→ **WHAT YOU SHOULD DO**:
Print the whole listing exactly.
□ □ □ □ □ □ □
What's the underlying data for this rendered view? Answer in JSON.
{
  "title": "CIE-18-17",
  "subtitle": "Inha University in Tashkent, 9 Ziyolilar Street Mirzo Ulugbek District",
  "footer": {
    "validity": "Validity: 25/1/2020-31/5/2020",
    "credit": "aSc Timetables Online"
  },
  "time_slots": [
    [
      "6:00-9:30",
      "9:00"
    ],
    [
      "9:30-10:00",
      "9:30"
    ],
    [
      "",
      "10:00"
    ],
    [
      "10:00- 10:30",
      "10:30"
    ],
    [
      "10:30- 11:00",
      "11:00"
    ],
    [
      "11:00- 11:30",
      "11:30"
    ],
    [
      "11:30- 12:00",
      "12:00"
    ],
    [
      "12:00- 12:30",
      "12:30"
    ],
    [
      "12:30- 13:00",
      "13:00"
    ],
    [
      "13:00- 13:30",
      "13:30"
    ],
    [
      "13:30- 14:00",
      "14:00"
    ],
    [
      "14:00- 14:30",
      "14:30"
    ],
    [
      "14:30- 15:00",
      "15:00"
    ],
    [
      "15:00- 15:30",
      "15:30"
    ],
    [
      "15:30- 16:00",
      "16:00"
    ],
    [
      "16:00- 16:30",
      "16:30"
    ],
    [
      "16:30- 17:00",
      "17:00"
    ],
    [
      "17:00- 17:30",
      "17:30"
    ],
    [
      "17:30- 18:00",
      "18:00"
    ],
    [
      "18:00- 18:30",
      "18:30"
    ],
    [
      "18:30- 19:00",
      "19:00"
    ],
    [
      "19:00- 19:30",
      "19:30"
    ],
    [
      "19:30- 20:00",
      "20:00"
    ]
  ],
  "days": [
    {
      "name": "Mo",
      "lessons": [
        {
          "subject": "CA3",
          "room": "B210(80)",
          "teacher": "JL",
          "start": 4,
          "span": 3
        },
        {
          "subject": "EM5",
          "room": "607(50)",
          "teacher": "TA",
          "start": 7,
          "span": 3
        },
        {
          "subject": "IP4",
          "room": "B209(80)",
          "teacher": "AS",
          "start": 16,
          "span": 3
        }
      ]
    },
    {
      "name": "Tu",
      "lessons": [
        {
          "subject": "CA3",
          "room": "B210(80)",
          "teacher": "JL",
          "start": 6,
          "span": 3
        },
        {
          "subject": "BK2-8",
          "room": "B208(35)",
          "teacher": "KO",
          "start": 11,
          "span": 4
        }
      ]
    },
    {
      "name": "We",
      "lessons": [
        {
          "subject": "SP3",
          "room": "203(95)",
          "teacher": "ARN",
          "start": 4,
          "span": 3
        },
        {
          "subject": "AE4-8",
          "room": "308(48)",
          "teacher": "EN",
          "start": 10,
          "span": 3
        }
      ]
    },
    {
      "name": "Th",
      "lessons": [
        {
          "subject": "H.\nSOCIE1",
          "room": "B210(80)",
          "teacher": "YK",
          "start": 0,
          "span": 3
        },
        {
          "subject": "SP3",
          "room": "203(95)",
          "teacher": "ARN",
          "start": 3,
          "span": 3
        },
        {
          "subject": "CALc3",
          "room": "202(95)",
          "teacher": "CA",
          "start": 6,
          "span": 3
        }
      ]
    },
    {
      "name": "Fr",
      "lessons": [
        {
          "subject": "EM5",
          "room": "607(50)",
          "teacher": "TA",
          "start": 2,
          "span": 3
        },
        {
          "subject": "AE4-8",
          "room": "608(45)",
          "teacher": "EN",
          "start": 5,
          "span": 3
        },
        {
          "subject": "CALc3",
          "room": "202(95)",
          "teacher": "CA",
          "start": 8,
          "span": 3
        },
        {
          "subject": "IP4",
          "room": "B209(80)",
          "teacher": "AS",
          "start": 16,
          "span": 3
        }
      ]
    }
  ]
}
□ □ □ □ □ □ □
→ **OUTPUT OF THE EXERCISE**:
What's the underlying data for this rendered view? Answer in JSON.
{
  "title": "CIE-18-17",
  "subtitle": "Inha University in Tashkent, 9 Ziyolilar Street Mirzo Ulugbek District",
  "footer": {
    "validity": "Validity: 25/1/2020-31/5/2020",
    "credit": "aSc Timetables Online"
  },
  "time_slots": [
    [
      "6:00-9:30",
      "9:00"
    ],
    [
      "9:30-10:00",
      "9:30"
    ],
    [
      "",
      "10:00"
    ],
    [
      "10:00- 10:30",
      "10:30"
    ],
    [
      "10:30- 11:00",
      "11:00"
    ],
    [
      "11:00- 11:30",
      "11:30"
    ],
    [
      "11:30- 12:00",
      "12:00"
    ],
    [
      "12:00- 12:30",
      "12:30"
    ],
    [
      "12:30- 13:00",
      "13:00"
    ],
    [
      "13:00- 13:30",
      "13:30"
    ],
    [
      "13:30- 14:00",
      "14:00"
    ],
    [
      "14:00- 14:30",
      "14:30"
    ],
    [
      "14:30- 15:00",
      "15:00"
    ],
    [
      "15:00- 15:30",
      "15:30"
    ],
    [
      "15:30- 16:00",
      "16:00"
    ],
    [
      "16:00- 16:30",
      "16:30"
    ],
    [
      "16:30- 17:00",
      "17:00"
    ],
    [
      "17:00- 17:30",
      "17:30"
    ],
    [
      "17:30- 18:00",
      "18:00"
    ],
    [
      "18:00- 18:30",
      "18:30"
    ],
    [
      "18:30- 19:00",
      "19:00"
    ],
    [
      "19:00- 19:30",
      "19:30"
    ],
    [
      "19:30- 20:00",
      "20:00"
    ]
  ],
  "days": [
    {
      "name": "Mo",
      "lessons": [
        {
          "subject": "CA3",
          "room": "B210(80)",
          "teacher": "JL",
          "start": 4,
          "span": 3
        },
        {
          "subject": "EM5",
          "room": "607(50)",
          "teacher": "TA",
          "start": 7,
          "span": 3
        },
        {
          "subject": "IP4",
          "room": "B209(80)",
          "teacher": "AS",
          "start": 16,
          "span": 3
        }
      ]
    },
    {
      "name": "Tu",
      "lessons": [
        {
          "subject": "CA3",
          "room": "B210(80)",
          "teacher": "JL",
          "start": 6,
          "span": 3
        },
        {
          "subject": "BK2-8",
          "room": "B208(35)",
          "teacher": "KO",
          "start": 11,
          "span": 4
        }
      ]
    },
    {
      "name": "We",
      "lessons": [
        {
          "subject": "SP3",
          "room": "203(95)",
          "teacher": "ARN",
          "start": 4,
          "span": 3
        },
        {
          "subject": "AE4-8",
          "room": "308(48)",
          "teacher": "EN",
          "start": 10,
          "span": 3
        }
      ]
    },
    {
      "name": "Th",
      "lessons": [
        {
          "subject": "H.\nSOCIE1",
          "room": "B210(80)",
          "teacher": "YK",
          "start": 0,
          "span": 3
        },
        {
          "subject": "SP3",
          "room": "203(95)",
          "teacher": "ARN",
          "start": 3,
          "span": 3
        },
        {
          "subject": "CALc3",
          "room": "202(95)",
          "teacher": "CA",
          "start": 6,
          "span": 3
        }
      ]
    },
    {
      "name": "Fr",
      "lessons": [
        {
          "subject": "EM5",
          "room": "607(50)",
          "teacher": "TA",
          "start": 2,
          "span": 3
        },
        {
          "subject": "AE4-8",
          "room": "608(45)",
          "teacher": "EN",
          "start": 5,
          "span": 3
        },
        {
          "subject": "CALc3",
          "room": "202(95)",
          "teacher": "CA",
          "start": 8,
          "span": 3
        },
        {
          "subject": "IP4",
          "room": "B209(80)",
          "teacher": "AS",
          "start": 16,
          "span": 3
        }
      ]
    }
  ]
}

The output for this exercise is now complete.